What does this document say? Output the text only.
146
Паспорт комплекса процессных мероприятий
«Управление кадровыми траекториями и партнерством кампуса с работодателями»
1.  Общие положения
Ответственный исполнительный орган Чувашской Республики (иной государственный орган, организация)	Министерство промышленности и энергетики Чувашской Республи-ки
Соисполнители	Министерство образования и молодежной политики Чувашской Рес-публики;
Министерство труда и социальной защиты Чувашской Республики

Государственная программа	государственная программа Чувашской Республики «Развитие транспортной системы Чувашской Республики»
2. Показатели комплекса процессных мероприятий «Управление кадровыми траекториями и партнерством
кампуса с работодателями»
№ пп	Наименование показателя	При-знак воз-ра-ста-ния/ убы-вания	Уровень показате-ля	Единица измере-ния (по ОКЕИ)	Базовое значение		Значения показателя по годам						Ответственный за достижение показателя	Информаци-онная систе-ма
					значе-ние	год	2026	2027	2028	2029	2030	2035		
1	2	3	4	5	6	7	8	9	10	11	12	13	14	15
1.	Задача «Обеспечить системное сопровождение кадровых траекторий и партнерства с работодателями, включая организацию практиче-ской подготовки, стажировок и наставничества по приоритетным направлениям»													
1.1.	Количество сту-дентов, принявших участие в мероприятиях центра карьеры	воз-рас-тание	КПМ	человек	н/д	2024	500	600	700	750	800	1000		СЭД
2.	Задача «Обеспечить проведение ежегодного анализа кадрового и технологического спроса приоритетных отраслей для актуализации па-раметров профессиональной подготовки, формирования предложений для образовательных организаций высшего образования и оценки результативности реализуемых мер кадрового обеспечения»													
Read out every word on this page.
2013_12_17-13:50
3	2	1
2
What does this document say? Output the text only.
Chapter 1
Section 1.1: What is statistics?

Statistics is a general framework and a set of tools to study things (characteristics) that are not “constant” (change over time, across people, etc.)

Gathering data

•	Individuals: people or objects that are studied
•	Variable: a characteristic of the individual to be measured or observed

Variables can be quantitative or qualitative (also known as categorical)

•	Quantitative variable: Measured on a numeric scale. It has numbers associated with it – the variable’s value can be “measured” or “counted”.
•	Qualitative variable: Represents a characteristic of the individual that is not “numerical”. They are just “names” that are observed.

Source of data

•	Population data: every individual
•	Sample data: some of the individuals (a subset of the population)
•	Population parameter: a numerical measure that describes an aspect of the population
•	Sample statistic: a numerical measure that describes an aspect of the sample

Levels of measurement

▬▬▬▬▬▬▬▬▬▬

EXERCISE REQUIREMENTS:
Extract every entry above as it appears.

FINAL ANSWER:
What does this document say? Output the text only.
146
Паспорт комплекса процессных мероприятий
«Управление кадровыми траекториями и партнерством кампуса с работодателями»
1.  Общие положения
Ответственный исполнительный орган Чувашской Республики (иной государственный орган, организация)	Министерство промышленности и энергетики Чувашской Республи-ки
Соисполнители	Министерство образования и молодежной политики Чувашской Рес-публики;
Министерство труда и социальной защиты Чувашской Республики

Государственная программа	государственная программа Чувашской Республики «Развитие транспортной системы Чувашской Республики»
2. Показатели комплекса процессных мероприятий «Управление кадровыми траекториями и партнерством
кампуса с работодателями»
№ пп	Наименование показателя	При-знак воз-ра-ста-ния/ убы-вания	Уровень показате-ля	Единица измере-ния (по ОКЕИ)	Базовое значение		Значения показателя по годам						Ответственный за достижение показателя	Информаци-онная систе-ма
					значе-ние	год	2026	2027	2028	2029	2030	2035		
1	2	3	4	5	6	7	8	9	10	11	12	13	14	15
1.	Задача «Обеспечить системное сопровождение кадровых траекторий и партнерства с работодателями, включая организацию практиче-ской подготовки, стажировок и наставничества по приоритетным направлениям»													
1.1.	Количество сту-дентов, принявших участие в мероприятиях центра карьеры	воз-рас-тание	КПМ	человек	н/д	2024	500	600	700	750	800	1000		СЭД
2.	Задача «Обеспечить проведение ежегодного анализа кадрового и технологического спроса приоритетных отраслей для актуализации па-раметров профессиональной подготовки, формирования предложений для образовательных организаций высшего образования и оценки результативности реализуемых мер кадрового обеспечения»													
Read out every word on this page.
2013_12_17-13:50
3	2	1
2
What does this document say? Output the text only.
Chapter 1
Section 1.1: What is statistics?

Statistics is a general framework and a set of tools to study things (characteristics) that are not “constant” (change over time, across people, etc.)

Gathering data

•	Individuals: people or objects that are studied
•	Variable: a characteristic of the individual to be measured or observed

Variables can be quantitative or qualitative (also known as categorical)

•	Quantitative variable: Measured on a numeric scale. It has numbers associated with it – the variable’s value can be “measured” or “counted”.
•	Qualitative variable: Represents a characteristic of the individual that is not “numerical”. They are just “names” that are observed.

Source of data

•	Population data: every individual
•	Sample data: some of the individuals (a subset of the population)
•	Population parameter: a numerical measure that describes an aspect of the population
•	Sample statistic: a numerical measure that describes an aspect of the sample

Levels of measurement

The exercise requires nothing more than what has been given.